Records excerpted from a collection:
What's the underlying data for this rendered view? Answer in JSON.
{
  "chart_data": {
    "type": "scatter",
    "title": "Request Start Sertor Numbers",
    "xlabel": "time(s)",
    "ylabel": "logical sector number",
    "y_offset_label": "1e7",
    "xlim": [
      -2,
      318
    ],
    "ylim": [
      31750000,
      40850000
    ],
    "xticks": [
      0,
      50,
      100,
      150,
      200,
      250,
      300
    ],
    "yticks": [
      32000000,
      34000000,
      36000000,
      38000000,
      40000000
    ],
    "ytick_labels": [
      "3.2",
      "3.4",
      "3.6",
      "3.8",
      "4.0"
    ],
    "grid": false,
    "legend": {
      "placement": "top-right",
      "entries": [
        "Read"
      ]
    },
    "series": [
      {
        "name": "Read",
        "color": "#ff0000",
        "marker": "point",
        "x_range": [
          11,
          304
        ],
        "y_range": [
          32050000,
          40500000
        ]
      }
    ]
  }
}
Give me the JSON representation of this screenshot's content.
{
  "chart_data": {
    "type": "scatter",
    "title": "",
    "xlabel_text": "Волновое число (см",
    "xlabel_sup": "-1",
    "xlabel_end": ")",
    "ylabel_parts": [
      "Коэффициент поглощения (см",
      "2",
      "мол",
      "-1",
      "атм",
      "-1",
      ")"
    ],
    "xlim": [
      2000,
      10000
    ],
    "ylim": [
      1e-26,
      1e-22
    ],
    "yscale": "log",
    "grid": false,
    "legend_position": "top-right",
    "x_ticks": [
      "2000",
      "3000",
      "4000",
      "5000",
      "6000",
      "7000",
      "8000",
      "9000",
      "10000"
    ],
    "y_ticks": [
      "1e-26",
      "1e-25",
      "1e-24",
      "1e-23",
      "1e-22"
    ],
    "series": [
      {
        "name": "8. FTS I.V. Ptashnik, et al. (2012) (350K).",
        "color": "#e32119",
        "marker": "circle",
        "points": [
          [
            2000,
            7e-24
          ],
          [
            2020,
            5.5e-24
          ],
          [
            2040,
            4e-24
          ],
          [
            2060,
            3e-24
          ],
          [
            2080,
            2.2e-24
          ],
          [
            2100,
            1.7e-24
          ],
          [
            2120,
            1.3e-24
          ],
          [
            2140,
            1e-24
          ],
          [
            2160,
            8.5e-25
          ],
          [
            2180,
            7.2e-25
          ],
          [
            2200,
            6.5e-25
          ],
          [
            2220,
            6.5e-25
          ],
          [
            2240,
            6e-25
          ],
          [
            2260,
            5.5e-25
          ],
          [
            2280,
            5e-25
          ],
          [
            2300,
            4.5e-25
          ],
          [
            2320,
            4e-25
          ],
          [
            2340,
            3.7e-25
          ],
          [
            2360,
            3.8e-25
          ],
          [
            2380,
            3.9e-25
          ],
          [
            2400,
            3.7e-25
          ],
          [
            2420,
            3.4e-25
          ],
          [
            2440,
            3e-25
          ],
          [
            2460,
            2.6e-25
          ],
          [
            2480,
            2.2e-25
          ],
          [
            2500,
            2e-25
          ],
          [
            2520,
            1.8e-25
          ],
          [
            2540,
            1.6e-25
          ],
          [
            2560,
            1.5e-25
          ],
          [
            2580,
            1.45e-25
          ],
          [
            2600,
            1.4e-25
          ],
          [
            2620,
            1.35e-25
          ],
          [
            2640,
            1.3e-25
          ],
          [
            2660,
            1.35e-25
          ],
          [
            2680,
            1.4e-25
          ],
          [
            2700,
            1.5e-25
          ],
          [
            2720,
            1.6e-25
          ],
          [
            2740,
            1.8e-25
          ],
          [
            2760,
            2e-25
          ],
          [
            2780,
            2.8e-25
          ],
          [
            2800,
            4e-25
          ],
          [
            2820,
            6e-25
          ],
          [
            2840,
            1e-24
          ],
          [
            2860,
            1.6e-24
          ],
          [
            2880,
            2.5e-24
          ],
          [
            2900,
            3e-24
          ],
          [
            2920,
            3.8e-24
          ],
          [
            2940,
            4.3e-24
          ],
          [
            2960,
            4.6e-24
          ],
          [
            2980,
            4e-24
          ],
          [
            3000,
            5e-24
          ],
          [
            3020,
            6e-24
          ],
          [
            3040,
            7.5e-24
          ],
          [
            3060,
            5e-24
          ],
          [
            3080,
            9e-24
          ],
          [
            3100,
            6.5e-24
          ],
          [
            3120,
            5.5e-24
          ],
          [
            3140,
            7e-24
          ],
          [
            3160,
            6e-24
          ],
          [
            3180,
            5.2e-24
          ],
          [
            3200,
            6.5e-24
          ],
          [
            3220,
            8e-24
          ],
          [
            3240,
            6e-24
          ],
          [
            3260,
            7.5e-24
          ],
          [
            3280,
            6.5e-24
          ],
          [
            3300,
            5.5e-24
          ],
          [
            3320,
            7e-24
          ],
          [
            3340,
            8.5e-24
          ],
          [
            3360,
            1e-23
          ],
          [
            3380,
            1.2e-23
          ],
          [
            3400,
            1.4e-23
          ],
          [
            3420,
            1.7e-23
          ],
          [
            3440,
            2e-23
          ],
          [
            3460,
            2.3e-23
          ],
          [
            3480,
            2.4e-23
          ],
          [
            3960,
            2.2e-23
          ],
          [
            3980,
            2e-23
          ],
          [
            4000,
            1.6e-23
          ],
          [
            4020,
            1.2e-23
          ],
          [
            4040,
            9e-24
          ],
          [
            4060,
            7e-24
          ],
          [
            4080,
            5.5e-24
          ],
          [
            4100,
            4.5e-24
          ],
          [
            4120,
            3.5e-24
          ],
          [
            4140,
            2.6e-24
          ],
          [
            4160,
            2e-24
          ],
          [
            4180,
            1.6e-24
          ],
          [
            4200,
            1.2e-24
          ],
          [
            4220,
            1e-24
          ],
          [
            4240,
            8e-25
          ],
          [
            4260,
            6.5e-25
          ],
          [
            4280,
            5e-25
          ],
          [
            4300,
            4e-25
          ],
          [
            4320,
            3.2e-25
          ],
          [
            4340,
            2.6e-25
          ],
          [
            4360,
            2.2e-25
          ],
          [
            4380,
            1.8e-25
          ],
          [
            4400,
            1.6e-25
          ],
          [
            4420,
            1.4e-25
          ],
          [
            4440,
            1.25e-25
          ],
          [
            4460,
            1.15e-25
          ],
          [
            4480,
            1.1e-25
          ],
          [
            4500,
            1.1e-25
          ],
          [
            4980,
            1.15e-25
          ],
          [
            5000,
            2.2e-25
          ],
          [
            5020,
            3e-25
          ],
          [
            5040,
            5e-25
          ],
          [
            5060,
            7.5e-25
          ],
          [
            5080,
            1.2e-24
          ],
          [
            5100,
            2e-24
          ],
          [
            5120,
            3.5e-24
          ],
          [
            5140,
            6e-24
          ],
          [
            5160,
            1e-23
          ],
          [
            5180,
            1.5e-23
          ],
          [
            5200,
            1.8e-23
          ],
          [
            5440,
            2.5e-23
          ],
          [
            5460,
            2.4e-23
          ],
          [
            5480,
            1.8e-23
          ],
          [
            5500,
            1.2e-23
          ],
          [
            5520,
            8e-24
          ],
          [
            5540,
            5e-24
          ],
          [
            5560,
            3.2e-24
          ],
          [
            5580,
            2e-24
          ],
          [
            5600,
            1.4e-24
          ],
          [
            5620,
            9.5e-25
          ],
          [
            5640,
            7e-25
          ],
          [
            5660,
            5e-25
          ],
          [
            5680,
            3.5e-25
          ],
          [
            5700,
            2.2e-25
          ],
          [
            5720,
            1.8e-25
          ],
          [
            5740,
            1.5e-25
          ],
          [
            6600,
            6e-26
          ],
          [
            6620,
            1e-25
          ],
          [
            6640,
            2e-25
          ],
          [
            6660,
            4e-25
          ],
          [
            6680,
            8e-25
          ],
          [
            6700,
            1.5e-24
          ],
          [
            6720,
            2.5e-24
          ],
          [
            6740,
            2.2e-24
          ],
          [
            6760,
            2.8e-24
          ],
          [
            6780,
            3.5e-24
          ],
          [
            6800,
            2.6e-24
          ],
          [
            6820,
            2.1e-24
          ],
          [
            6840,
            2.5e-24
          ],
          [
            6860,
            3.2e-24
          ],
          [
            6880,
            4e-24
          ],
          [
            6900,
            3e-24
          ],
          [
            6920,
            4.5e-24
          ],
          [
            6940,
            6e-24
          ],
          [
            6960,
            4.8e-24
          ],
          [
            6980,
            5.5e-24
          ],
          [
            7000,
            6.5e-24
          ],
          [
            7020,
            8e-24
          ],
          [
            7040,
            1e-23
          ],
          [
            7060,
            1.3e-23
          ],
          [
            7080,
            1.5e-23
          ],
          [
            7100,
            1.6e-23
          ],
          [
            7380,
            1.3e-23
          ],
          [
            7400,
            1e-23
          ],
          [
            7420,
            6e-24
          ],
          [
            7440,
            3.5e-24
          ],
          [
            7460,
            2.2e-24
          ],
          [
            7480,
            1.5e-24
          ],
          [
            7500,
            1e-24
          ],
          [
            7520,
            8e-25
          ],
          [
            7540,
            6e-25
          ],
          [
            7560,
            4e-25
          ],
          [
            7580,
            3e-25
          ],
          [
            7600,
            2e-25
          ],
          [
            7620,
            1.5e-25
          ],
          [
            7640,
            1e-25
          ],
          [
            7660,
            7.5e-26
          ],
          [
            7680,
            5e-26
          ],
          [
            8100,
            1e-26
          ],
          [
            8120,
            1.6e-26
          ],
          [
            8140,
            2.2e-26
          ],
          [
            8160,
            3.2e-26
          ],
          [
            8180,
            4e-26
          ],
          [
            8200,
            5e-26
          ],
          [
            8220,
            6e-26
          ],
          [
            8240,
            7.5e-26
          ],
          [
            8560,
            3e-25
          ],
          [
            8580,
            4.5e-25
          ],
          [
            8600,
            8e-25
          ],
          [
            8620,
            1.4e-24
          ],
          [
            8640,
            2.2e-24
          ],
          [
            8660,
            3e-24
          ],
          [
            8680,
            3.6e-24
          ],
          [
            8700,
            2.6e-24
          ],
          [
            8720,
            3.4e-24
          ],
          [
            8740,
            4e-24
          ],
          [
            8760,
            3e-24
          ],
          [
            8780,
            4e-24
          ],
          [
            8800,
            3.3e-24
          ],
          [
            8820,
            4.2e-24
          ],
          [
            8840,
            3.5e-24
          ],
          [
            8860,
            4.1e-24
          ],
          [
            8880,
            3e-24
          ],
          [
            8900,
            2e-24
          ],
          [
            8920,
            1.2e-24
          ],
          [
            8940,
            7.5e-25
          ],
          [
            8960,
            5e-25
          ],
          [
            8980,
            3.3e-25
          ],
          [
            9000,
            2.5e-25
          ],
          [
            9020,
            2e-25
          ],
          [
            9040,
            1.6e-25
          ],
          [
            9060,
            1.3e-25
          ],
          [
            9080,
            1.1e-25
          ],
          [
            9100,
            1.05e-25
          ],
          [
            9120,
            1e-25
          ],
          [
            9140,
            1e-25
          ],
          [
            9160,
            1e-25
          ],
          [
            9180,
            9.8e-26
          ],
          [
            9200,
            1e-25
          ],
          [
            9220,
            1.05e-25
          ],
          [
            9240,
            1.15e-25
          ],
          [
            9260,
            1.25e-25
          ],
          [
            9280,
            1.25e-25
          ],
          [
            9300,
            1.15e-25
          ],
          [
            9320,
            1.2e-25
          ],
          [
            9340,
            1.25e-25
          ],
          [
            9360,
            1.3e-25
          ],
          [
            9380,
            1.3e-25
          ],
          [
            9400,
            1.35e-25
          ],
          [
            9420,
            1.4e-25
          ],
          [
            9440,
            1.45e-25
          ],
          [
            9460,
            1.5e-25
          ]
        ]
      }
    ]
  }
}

Task objective >> Whenever "right" turns up in a line, pick that line out.

Answer to the problem >>
      "placement": "top-right",
    "legend_position": "top-right",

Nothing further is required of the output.